:: Instructions to follow ::
For this exercise, copy out each line of the material below that includes "JSON".

:: Record excerpts ::
□ □ □

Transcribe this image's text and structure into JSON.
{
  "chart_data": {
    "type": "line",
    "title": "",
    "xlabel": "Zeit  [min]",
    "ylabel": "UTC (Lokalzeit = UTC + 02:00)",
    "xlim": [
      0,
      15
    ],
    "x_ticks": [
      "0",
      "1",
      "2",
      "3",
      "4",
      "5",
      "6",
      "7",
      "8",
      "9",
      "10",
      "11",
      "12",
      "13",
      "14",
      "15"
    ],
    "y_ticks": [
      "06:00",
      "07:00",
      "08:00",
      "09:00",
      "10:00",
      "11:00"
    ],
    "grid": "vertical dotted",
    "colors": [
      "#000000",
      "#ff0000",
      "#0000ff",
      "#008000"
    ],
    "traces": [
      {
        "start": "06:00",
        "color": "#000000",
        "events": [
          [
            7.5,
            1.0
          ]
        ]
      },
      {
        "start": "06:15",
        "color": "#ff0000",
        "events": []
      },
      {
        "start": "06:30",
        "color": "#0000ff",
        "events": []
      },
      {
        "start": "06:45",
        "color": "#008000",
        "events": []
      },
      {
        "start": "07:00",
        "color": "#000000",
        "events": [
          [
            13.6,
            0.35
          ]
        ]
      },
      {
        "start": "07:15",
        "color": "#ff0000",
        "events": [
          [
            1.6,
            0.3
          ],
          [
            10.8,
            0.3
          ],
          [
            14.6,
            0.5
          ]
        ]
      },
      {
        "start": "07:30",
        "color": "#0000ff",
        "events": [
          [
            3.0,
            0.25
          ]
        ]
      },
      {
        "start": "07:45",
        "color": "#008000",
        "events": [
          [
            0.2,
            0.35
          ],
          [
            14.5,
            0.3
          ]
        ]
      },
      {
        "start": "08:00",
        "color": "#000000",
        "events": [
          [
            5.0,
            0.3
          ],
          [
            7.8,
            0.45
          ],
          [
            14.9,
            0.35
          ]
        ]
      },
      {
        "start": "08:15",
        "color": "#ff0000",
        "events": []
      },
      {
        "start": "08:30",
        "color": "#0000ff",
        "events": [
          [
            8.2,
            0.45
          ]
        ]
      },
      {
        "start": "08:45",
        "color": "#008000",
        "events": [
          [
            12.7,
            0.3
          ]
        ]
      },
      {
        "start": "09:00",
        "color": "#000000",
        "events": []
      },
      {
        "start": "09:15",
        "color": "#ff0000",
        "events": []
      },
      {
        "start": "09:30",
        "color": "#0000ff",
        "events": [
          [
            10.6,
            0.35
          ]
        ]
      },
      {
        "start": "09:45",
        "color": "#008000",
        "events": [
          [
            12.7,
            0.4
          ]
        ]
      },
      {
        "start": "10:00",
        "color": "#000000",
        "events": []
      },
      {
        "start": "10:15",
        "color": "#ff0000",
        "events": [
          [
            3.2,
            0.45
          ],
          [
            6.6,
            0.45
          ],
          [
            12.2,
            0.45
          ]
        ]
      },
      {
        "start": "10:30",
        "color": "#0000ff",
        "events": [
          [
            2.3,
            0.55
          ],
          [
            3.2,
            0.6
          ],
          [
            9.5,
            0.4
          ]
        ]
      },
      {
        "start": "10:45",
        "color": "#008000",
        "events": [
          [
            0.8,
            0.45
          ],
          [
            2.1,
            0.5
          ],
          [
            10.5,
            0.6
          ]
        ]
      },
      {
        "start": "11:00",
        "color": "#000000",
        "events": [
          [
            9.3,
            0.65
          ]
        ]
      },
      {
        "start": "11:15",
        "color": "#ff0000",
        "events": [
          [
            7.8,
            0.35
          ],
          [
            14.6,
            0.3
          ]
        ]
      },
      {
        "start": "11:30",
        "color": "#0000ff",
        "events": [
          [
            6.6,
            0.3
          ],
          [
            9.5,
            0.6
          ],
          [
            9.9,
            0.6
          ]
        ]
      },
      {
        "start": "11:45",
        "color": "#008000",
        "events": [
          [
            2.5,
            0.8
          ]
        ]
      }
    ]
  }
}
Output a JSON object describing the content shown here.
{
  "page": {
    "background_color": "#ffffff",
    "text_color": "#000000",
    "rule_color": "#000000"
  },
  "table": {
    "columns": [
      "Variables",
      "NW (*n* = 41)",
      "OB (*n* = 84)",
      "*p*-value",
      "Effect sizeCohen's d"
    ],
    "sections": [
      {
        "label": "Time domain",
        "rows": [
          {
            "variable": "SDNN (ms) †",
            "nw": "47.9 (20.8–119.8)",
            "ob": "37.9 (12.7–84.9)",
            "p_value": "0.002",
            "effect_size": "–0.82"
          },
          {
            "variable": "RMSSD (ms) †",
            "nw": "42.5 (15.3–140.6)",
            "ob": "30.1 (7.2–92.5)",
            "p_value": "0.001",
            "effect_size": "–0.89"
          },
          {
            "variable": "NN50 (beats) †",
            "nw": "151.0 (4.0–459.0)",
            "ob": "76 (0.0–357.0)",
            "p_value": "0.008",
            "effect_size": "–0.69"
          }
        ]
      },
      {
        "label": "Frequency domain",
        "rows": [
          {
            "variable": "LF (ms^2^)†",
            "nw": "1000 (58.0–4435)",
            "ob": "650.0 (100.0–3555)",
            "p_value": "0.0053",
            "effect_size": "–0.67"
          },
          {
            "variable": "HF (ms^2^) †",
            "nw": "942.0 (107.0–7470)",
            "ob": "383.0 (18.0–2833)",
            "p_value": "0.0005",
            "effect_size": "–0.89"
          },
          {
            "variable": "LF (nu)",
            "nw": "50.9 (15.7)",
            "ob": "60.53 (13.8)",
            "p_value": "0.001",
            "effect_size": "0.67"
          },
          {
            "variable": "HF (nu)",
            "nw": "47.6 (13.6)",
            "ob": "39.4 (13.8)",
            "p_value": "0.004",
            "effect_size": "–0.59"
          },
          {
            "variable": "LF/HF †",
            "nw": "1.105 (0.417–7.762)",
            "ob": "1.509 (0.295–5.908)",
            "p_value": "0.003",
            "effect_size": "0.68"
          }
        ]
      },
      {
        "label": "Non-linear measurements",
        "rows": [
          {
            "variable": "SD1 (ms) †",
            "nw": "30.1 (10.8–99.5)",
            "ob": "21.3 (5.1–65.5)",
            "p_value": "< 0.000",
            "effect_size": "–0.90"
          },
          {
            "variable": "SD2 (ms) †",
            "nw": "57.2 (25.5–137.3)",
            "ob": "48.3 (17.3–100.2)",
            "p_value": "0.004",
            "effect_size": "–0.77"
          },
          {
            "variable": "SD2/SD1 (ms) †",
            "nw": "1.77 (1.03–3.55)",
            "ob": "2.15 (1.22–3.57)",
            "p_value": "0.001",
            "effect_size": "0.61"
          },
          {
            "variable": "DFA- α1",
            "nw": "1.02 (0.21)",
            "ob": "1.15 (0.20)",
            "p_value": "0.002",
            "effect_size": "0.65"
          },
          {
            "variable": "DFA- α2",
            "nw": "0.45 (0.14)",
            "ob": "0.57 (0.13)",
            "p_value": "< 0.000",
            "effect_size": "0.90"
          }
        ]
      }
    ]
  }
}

□ □ □

:: Result for this exercise ::
Transcribe this image's text and structure into JSON.
Output a JSON object describing the content shown here.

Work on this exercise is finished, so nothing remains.